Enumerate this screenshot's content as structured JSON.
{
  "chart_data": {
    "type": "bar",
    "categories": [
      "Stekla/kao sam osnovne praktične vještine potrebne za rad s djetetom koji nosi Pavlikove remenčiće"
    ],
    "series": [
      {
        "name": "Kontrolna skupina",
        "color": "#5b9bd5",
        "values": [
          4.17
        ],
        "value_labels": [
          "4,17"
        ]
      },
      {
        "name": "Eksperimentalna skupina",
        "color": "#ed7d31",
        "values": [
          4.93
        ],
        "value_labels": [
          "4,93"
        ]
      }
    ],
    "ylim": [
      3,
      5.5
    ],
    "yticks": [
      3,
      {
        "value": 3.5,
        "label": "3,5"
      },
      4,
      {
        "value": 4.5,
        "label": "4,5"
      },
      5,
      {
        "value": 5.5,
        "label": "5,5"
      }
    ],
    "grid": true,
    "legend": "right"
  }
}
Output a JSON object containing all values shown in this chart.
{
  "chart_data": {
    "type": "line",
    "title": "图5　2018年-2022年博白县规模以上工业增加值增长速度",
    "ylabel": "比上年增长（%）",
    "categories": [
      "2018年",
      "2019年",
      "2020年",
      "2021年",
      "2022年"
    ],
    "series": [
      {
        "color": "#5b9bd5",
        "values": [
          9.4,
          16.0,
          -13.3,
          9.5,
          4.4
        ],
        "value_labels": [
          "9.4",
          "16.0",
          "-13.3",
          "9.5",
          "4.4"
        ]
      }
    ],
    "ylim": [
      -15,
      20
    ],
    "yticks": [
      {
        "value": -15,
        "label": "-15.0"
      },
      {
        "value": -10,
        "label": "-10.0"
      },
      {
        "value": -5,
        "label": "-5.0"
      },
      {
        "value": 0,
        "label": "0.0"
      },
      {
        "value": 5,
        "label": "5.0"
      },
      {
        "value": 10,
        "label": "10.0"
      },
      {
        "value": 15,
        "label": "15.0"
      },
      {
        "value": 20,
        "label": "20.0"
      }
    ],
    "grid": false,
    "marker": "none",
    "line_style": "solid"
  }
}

CHALLENGE
Give back the whole listing, word for word.

WRITTEN ANSWER
Enumerate this screenshot's content as structured JSON.
{
  "chart_data": {
    "type": "bar",
    "categories": [
      "Stekla/kao sam osnovne praktične vještine potrebne za rad s djetetom koji nosi Pavlikove remenčiće"
    ],
    "series": [
      {
        "name": "Kontrolna skupina",
        "color": "#5b9bd5",
        "values": [
          4.17
        ],
        "value_labels": [
          "4,17"
        ]
      },
      {
        "name": "Eksperimentalna skupina",
        "color": "#ed7d31",
        "values": [
          4.93
        ],
        "value_labels": [
          "4,93"
        ]
      }
    ],
    "ylim": [
      3,
      5.5
    ],
    "yticks": [
      3,
      {
        "value": 3.5,
        "label": "3,5"
      },
      4,
      {
        "value": 4.5,
        "label": "4,5"
      },
      5,
      {
        "value": 5.5,
        "label": "5,5"
      }
    ],
    "grid": true,
    "legend": "right"
  }
}
Output a JSON object containing all values shown in this chart.
{
  "chart_data": {
    "type": "line",
    "title": "图5　2018年-2022年博白县规模以上工业增加值增长速度",
    "ylabel": "比上年增长（%）",
    "categories": [
      "2018年",
      "2019年",
      "2020年",
      "2021年",
      "2022年"
    ],
    "series": [
      {
        "color": "#5b9bd5",
        "values": [
          9.4,
          16.0,
          -13.3,
          9.5,
          4.4
        ],
        "value_labels": [
          "9.4",
          "16.0",
          "-13.3",
          "9.5",
          "4.4"
        ]
      }
    ],
    "ylim": [
      -15,
      20
    ],
    "yticks": [
      {
        "value": -15,
        "label": "-15.0"
      },
      {
        "value": -10,
        "label": "-10.0"
      },
      {
        "value": -5,
        "label": "-5.0"
      },
      {
        "value": 0,
        "label": "0.0"
      },
      {
        "value": 5,
        "label": "5.0"
      },
      {
        "value": 10,
        "label": "10.0"
      },
      {
        "value": 15,
        "label": "15.0"
      },
      {
        "value": 20,
        "label": "20.0"
      }
    ],
    "grid": false,
    "marker": "none",
    "line_style": "solid"
  }
}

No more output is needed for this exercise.